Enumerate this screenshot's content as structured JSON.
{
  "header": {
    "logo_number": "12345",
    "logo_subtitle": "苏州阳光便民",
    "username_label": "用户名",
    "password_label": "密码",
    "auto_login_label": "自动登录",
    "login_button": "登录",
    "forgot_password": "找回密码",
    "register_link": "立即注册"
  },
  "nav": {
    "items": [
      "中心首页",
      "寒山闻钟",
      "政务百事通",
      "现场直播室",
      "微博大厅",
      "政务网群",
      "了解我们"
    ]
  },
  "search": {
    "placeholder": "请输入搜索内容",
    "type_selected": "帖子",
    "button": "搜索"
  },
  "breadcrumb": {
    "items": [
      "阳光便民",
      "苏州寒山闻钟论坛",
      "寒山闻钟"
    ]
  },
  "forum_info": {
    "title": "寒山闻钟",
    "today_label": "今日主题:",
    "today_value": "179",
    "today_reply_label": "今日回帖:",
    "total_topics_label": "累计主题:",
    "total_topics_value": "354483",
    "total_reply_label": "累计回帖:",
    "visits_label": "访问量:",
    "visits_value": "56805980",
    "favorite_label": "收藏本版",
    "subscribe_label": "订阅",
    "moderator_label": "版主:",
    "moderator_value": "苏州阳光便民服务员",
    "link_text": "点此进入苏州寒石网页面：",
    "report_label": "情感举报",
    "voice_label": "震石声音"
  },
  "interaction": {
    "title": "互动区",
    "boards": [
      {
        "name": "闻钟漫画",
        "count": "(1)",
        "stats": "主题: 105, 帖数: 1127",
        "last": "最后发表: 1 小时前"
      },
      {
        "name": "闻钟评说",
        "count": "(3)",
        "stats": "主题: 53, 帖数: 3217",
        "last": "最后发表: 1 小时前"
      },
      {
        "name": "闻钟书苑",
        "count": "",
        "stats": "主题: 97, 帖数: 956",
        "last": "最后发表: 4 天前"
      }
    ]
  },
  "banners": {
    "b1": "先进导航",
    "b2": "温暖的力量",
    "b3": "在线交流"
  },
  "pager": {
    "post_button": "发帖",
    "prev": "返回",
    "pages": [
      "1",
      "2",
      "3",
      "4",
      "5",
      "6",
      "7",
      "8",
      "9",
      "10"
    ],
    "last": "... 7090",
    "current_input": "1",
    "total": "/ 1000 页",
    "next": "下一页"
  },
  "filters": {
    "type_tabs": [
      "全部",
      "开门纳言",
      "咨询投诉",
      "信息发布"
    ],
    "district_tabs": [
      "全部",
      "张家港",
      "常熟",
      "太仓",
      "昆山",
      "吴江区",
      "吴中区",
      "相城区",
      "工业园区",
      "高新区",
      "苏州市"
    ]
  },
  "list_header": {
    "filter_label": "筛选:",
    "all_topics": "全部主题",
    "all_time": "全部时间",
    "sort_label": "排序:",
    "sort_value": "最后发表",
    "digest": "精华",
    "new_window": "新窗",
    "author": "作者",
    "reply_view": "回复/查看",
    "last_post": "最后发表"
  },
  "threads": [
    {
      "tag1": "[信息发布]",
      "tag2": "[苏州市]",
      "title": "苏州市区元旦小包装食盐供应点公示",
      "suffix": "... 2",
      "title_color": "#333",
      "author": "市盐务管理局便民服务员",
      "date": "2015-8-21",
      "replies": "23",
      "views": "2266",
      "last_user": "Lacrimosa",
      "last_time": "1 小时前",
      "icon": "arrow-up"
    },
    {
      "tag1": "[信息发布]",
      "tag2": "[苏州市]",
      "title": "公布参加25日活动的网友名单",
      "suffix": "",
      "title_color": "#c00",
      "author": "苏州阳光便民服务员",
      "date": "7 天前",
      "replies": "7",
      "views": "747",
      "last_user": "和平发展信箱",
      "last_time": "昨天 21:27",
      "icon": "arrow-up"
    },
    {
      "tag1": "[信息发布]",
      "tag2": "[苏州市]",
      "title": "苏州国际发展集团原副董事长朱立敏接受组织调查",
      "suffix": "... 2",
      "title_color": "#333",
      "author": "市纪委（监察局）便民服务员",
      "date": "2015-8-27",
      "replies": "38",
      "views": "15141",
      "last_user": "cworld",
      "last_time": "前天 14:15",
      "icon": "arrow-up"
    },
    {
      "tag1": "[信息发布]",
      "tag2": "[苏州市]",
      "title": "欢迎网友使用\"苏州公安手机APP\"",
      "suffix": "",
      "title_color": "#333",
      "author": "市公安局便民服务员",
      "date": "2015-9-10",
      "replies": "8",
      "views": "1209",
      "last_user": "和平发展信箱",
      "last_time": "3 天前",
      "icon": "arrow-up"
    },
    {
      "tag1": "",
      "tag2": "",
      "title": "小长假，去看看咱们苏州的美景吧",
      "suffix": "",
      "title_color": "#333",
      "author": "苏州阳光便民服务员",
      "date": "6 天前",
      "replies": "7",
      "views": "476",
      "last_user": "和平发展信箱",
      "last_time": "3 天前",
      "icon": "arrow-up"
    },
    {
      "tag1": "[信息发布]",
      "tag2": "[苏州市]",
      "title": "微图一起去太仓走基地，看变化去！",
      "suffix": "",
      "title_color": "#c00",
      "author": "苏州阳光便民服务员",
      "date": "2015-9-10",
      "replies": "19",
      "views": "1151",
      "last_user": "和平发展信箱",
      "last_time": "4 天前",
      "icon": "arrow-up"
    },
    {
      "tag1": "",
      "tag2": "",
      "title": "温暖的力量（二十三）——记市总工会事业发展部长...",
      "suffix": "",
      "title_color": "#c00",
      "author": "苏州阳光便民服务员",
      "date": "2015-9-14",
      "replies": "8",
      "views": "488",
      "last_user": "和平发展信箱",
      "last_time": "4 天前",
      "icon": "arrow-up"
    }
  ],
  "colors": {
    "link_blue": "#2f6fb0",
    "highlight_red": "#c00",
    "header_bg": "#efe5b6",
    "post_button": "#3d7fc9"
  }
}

.....

=== Work to do ===
Search the listing for the word "stats". Copy every line in which it occurs.

=== Result below ===
        "stats": "主题: 105, 帖数: 1127",
        "stats": "主题: 53, 帖数: 3217",
        "stats": "主题: 97, 帖数: 956",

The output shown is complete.